• [Task] Find the word "Griechenland" in the material below and gather every line that contains it.
-- Begin Data provided --
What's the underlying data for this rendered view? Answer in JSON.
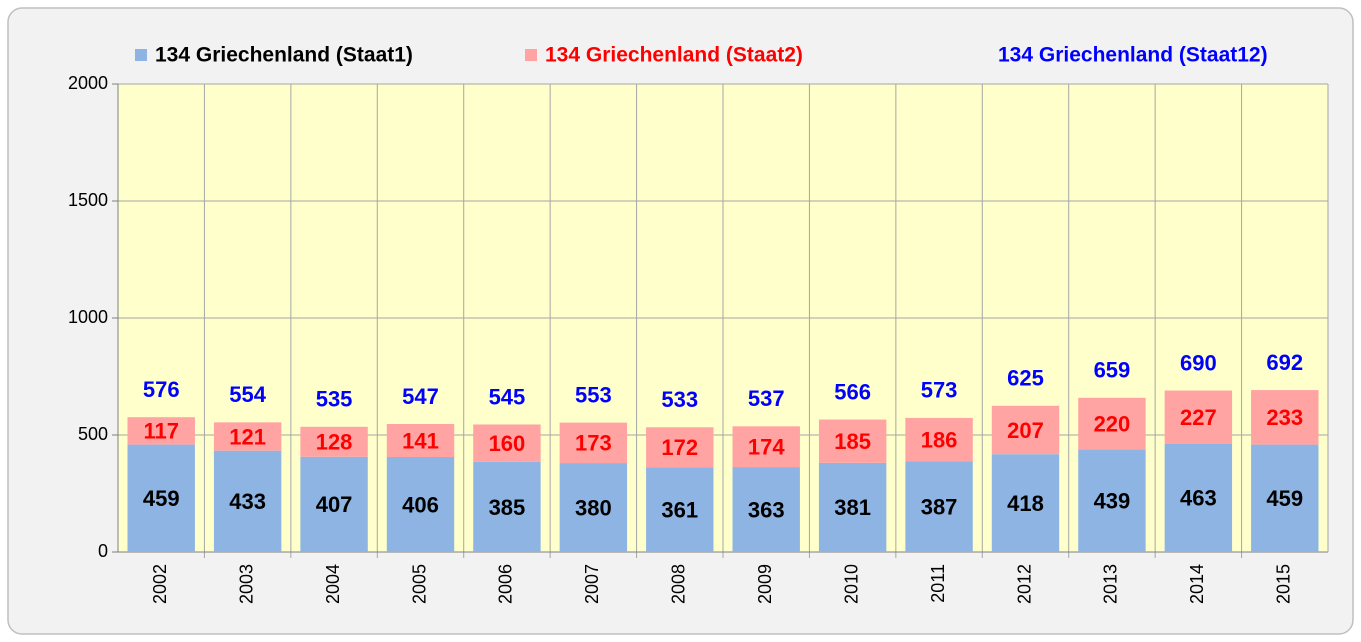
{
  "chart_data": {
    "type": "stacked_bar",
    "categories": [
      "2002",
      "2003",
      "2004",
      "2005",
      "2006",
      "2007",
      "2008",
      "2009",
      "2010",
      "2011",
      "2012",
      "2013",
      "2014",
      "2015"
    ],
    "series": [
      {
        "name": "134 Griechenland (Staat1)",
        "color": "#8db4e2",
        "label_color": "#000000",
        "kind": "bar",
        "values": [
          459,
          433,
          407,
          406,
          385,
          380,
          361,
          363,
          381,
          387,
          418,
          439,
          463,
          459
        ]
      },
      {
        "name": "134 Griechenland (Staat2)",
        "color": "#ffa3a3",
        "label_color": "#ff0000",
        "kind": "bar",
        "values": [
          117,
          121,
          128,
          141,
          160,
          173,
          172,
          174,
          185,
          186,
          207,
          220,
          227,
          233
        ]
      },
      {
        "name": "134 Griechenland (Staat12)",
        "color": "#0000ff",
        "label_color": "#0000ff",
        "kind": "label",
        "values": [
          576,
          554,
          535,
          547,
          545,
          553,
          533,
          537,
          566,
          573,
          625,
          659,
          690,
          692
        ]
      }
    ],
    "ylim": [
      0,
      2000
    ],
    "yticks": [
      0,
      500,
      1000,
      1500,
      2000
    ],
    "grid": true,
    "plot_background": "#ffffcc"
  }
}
-- End Data provided --
• [Reply to the exercise]
        "name": "134 Griechenland (Staat1)",
        "name": "134 Griechenland (Staat2)",
        "name": "134 Griechenland (Staat12)",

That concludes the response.